» Page extract:
__________

How does one write like that? I though of the old Isaac Babel line about Tolstoy — that if the world could write itself, it would write like Tolstoy. Perhaps not the world, then, but just the East of England? It practically short-circuited my critical faculty. Couldn’t I just coast along like this indefinitely?
But then the old doubts come back… Am I really so bourgeois as to settle for this oblique critique?
I think I am, for the picture of Rings of Saturn as a reflection on England’s imperial past is incomplete, just as Der Mann ohne Eigenschaften is only partially about the fall of the Austro-Hungarian Empire and the party that never arrives.
The rings of Saturn are made of dust. Well, cosmic dust; most particles measure between one centimeter and ten meters. It’s mostly water. The rings are constantly in motion, shifting, larger accreted structures forming and falling apart. The rings of Saturn are a process of formation and decay.
Perhaps Rings of Saturn is about decay. If it is, then formation cannot be far behind. If, on the one hand, Sebald writes of a decaying empire, he is also writing with the other hand of a formation that is at once a personal memory and something more, something public. Yes, memories decay. Like the recurring drama of Thomas Browne’s skull and the development of his natural philosophy, the memories of the past themselves decay, just as nature itself is slain in the writing of natural philosophy. But their decay, insofar as it is recorded, constitutes in the act of negation also the formation of a new memory, of a new document, of a new historical object that appears in the eye of the present and gives the new times their meaning, significance, and trajectory. It could be that this is the dialectic, the superficial contradiction between historical discontinuities and the sublated continuity of these discontinuities in time.
Sebald writes an empire in decay, but that is not all. In this writing, there is something nascent, without a word. This something is a wordlessness for what comes after the fall. It is a silence that cannot be articulated because it is the future and articulating it beyond mere possibilities would mean its annihilation-as-the-future in favor of what can be said about the present.
“Tell me more, Aunt Ashburnham, please tell me more,” Sebald puts these words into the mouth of a hand-wringing boy from a Swinburne painting just before climbing to Dunwich Heath, “forlorn above the sea.” We are always asking for more and somehow getting it while still being denied the explicit analysis our more scholarly instincts demand. And all for the better! How often I’ve wanted to deny that pesky pedant in favor of poetry — and how well Sebald achieves this poetics without sacrificing realism on the alter of the symbolic.
If there is a fault to Sebald’s work it is perhaps that he is too consciously aloof — that he has lost himself so fully in the writing that he has forgotten that he is lost and so acts as if he remains outside of what is all around him. We are never quite sure of the position of the text, if it is indeed critical, if it is simply a documentary, if it is somehow complicit.
But dammit, maybe that’s just what we need. In a time where criticism is conflated with public relations, or advertising, overly fawning press releases for the work of our friends, or else polemics reign and we have nothing but dunks, hot takes, and the unforgivable snark of someone who cannot be bothered to care that much about art.

__________

» Available data:
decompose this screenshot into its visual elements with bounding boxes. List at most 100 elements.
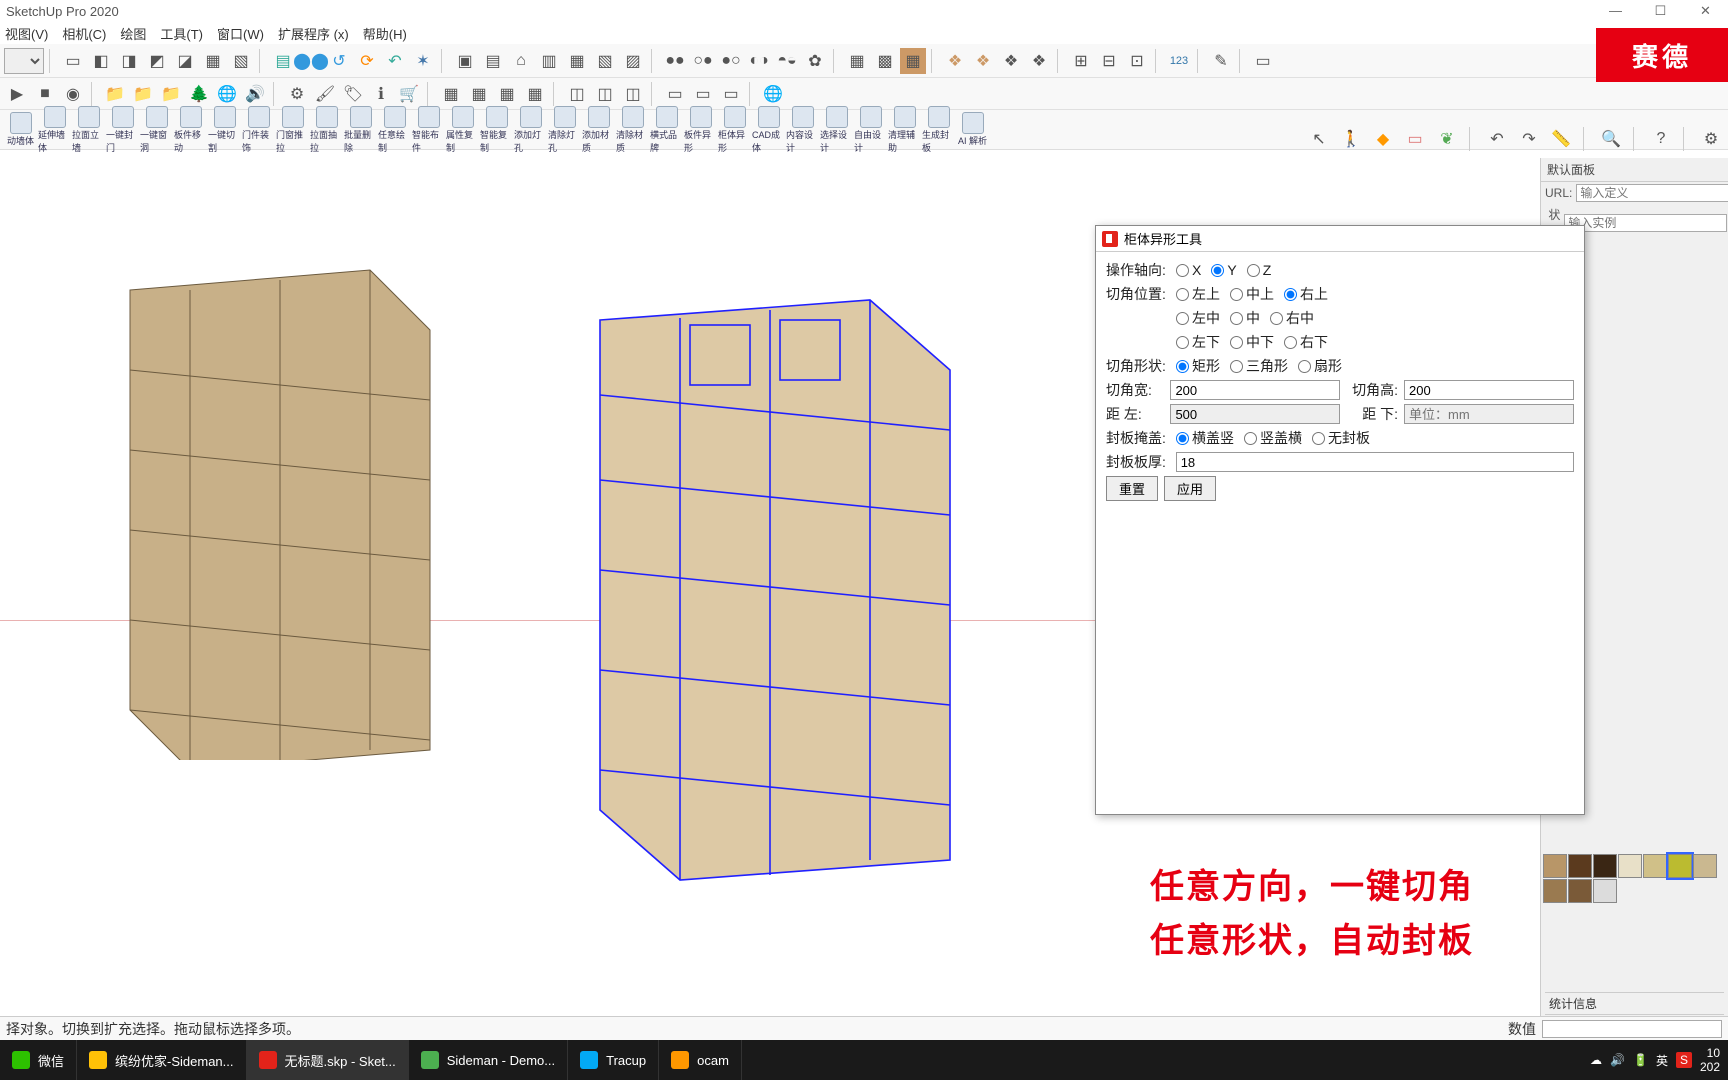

__________

» Required work:
1. Reproduce, word for word, the part of the essay on Sebald's Rings of Saturn that opens with the words containing "I think I am, for" and closes with "formation and decay.".
2. In the essay on Sebald's Rings of Saturn, what size range do most particles in Saturn's rings fall within?
3. Write the next part of the essay on Sebald's Rings of Saturn, picking up right after its last sentence.

» Results of the exercise:
1.
I think I am, for the picture of Rings of Saturn as a reflection on England’s imperial past is incomplete, just as Der Mann ohne Eigenschaften is only partially about the fall of the Austro-Hungarian Empire and the party that never arrives.
The rings of Saturn are made of dust. Well, cosmic dust; most particles measure between one centimeter and ten meters. It’s mostly water. The rings are constantly in motion, shifting, larger accreted structures forming and falling apart. The rings of Saturn are a process of formation and decay.

2. Between one centimeter and ten meters.

3.
I thought that Ryan Ruby, who ultimately tipped my hand toward The Rings of Saturn, had said that Sebald trusts his audience. I went back to Twitter, searching for this memory that had become real for me. I could not find it! Ruby himself joked with me that he didn’t recall saying it. That’s funny. It’s funny because it’s true, isn’t it?
I felt that Sebald relied on me to piece things together, that the techniques of realism had succeeded in placing the pieces in my hands and gesturing toward some final form. But if i wanted to see it, if that picture in words were to appear to me in its fullness, I would have to put them together. It would be up to me to close the gaps between the dust particles that make up the rings of Saturn so they would at last appear solid and whole. But he would never let me forget that this was my construction.
Sebald would remain, winking in the wings even while the show was going on. All this seeming and longing in just a short time. A few sessions and the book was over. I hadn’t even begun to think about the images, the sketches, photographs, and grainy facsimiles that accompany the text. At first blush, the images lend credence to the objective appearance that history takes on thanks to the miracle of hindsight. What is so difficult and ambiguous when one lives it becomes painfully clear and determinate in hindsight. A veritable transubstantiation. Their degraded appearance on the soft pages of the book, the lack of color, the cloudy, indistinct character this reproduction transmits is another instance of decay that, at the same time, constitutes a new angle on the place. Also, by their incorporation into and accompaniment by the text, it is suggested that a synthesis has taken place, and these fragments have been brought into a unity that hides their particularly degraded qualities if one does not pay attention to them.
I hardly want to leave readers here, believing Sebald an ironist. It takes a certain earnestness and fidelity to the thing-in-itself to describe the autumn leaves, the way they were on Purdue’s campus as I walked from Stanley Coulter, around the corner, a 19th century brick facade on one side and a tall, narrow scultpure of a No. 2 pencil leaning away from Beering Hall ahead. At the end of my meeting with Coda, she laughed. We’ve talked about this for over two hours, she said. You know I’m going to be on your committee. I’ll see you in European Modernism in the Spring.